--- Record list ---
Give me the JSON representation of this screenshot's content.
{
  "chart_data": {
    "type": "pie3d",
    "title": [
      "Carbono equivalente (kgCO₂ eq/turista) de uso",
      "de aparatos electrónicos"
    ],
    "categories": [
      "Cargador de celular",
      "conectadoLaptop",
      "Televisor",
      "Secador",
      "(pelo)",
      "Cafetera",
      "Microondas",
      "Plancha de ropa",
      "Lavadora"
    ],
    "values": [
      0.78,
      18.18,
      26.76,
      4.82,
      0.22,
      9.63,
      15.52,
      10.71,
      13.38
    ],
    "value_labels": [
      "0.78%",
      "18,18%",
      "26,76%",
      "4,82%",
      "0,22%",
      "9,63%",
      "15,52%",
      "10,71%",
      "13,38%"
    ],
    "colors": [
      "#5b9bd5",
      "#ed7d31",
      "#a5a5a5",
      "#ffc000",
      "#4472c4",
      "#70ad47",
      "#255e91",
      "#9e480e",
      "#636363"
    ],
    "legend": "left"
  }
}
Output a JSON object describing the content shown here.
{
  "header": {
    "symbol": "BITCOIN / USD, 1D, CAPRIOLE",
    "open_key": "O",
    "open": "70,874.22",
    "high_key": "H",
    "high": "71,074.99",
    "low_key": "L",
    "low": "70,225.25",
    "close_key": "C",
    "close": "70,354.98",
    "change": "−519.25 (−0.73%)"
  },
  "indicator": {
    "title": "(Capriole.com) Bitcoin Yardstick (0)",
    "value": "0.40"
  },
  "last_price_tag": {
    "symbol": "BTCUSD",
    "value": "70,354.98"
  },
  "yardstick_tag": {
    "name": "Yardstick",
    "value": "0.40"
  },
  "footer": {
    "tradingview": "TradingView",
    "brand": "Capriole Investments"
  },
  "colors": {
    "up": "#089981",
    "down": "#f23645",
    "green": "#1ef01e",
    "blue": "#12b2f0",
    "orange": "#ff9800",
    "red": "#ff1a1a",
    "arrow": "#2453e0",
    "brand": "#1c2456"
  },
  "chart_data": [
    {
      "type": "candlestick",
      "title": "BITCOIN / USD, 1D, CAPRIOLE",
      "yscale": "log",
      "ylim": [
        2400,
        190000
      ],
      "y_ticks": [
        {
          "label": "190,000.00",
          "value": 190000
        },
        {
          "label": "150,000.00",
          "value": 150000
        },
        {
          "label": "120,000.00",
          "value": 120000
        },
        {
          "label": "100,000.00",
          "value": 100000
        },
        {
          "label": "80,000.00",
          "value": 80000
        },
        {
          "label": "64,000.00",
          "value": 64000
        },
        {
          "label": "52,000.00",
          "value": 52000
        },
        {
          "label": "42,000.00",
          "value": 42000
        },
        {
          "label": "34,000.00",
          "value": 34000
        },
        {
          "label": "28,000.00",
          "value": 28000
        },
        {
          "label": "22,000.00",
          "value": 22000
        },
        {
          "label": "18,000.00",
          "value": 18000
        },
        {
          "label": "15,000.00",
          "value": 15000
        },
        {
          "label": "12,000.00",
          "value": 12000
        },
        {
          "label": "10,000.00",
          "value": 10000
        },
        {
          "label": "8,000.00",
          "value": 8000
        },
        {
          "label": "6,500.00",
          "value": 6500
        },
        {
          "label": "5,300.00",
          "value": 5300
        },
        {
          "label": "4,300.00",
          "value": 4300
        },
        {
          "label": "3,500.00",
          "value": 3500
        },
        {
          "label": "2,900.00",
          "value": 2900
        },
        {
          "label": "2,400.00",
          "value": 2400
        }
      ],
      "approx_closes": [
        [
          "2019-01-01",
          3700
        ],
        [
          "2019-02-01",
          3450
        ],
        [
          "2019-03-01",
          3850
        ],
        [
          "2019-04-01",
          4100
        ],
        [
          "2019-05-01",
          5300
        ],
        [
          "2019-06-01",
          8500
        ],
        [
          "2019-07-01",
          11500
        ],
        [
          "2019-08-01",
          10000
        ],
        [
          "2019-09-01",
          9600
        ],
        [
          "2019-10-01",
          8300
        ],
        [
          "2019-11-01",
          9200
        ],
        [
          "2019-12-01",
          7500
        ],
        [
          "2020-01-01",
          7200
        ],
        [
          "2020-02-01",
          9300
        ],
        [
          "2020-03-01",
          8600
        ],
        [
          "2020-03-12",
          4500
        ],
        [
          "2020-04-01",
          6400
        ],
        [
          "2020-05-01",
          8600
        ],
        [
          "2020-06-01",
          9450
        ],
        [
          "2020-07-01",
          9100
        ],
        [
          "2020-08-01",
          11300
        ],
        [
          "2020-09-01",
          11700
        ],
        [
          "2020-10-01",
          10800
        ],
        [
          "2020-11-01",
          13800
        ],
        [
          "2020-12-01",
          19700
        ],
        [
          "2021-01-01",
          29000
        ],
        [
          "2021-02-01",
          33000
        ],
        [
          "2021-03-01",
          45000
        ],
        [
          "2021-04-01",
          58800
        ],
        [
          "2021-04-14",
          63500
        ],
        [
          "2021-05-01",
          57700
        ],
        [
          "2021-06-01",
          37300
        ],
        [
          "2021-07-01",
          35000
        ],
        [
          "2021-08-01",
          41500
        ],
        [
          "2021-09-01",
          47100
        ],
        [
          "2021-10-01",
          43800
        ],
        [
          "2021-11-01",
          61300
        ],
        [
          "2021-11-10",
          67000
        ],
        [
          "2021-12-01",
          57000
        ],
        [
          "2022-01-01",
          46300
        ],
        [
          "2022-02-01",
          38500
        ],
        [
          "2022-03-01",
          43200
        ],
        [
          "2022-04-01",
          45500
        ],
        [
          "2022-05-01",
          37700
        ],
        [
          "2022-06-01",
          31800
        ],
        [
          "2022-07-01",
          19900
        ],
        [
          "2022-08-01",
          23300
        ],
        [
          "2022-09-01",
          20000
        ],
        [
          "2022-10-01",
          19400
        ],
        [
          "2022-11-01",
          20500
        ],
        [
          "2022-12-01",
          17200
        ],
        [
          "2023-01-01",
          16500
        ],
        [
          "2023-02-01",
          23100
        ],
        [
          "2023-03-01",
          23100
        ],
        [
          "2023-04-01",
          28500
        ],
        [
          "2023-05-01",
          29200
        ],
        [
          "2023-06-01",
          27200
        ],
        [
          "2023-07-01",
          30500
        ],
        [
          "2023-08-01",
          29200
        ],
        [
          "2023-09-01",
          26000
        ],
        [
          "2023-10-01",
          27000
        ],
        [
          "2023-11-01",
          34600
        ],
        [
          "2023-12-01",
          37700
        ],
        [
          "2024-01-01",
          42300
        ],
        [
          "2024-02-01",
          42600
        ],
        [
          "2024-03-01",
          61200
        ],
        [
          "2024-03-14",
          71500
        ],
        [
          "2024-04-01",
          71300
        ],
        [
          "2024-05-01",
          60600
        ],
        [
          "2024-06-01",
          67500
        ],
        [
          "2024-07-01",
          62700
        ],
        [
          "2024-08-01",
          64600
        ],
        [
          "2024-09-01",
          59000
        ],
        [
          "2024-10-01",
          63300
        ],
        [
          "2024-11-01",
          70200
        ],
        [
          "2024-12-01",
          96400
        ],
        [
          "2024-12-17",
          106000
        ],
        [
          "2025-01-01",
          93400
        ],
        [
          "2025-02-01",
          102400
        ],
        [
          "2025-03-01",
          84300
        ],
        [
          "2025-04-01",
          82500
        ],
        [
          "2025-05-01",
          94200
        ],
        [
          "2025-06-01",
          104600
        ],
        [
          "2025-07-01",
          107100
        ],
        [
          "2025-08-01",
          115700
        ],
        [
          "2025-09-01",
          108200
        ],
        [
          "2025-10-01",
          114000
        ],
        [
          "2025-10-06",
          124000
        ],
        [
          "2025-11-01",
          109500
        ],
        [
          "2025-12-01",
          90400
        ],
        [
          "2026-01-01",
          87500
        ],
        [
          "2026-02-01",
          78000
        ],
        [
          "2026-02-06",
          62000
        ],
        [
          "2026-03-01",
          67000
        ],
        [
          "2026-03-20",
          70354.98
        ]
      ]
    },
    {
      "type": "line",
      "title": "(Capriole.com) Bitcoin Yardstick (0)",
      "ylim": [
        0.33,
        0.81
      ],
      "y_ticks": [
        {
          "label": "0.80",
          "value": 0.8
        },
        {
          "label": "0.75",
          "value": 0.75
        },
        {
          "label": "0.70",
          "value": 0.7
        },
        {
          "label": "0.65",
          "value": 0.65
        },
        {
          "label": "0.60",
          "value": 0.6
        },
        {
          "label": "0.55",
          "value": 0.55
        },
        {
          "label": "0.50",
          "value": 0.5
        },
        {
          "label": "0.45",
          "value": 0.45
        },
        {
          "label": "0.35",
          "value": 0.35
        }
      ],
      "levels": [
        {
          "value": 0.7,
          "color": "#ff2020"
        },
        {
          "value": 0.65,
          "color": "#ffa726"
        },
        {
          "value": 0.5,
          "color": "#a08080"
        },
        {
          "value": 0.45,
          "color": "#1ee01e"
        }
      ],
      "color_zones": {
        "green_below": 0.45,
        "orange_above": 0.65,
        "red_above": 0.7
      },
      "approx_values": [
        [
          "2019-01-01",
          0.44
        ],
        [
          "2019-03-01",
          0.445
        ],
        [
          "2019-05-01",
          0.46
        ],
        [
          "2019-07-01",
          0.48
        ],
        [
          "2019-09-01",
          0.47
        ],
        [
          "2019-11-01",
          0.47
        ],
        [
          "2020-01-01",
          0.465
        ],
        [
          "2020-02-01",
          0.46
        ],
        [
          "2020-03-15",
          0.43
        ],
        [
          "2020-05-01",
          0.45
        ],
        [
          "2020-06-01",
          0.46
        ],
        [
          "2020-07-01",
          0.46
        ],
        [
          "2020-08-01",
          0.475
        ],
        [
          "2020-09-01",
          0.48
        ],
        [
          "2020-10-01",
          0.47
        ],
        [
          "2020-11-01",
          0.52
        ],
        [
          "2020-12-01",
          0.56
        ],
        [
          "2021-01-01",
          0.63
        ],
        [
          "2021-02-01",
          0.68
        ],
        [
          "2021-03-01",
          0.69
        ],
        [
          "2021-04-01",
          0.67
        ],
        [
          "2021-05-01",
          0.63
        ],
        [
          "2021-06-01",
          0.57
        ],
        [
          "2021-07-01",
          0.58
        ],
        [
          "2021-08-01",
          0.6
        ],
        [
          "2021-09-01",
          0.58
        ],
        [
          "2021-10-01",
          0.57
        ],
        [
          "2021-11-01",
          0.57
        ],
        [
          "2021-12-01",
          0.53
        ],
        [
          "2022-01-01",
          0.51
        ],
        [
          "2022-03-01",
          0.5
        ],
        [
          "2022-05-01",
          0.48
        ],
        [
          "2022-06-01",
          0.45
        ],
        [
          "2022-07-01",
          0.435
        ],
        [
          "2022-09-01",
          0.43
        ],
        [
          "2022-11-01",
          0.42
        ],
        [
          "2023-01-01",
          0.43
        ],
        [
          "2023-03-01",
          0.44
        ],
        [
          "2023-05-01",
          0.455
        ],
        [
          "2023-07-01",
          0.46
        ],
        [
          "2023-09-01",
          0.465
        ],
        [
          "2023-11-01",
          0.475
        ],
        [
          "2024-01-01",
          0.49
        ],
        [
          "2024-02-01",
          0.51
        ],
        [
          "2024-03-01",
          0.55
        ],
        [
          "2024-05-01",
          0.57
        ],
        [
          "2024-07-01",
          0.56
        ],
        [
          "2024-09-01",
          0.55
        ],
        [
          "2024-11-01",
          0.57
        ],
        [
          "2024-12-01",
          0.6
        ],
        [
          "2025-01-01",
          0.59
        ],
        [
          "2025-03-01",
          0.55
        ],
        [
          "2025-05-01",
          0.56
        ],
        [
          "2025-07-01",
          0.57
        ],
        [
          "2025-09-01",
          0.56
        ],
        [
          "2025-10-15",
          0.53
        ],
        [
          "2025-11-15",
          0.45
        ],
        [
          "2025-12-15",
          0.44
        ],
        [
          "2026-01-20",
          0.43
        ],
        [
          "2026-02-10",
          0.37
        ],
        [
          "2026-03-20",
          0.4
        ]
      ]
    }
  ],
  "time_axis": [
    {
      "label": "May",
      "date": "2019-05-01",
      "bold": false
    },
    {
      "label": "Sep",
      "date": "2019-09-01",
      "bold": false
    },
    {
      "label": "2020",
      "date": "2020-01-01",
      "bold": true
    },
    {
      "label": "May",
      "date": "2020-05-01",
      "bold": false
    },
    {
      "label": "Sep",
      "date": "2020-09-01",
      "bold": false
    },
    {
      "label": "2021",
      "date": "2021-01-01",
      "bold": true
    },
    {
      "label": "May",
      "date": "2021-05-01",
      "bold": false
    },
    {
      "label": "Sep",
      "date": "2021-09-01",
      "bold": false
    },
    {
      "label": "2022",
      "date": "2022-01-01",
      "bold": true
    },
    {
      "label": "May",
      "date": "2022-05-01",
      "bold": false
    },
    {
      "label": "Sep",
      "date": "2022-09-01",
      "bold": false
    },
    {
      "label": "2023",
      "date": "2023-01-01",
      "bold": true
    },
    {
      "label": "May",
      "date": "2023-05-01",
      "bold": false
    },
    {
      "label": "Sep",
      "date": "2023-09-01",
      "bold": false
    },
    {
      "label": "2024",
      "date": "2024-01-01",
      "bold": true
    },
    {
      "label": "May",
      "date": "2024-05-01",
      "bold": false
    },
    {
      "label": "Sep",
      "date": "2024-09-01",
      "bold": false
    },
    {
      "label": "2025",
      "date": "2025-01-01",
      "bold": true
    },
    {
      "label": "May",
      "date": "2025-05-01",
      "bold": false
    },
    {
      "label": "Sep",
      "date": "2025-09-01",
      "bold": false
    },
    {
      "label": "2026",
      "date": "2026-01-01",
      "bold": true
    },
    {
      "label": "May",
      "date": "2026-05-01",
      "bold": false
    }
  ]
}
---
Exercise description ->
In the entries above, find every line with the word "content" and list it.

Result ->
Give me the JSON representation of this screenshot's content.
Output a JSON object describing the content shown here.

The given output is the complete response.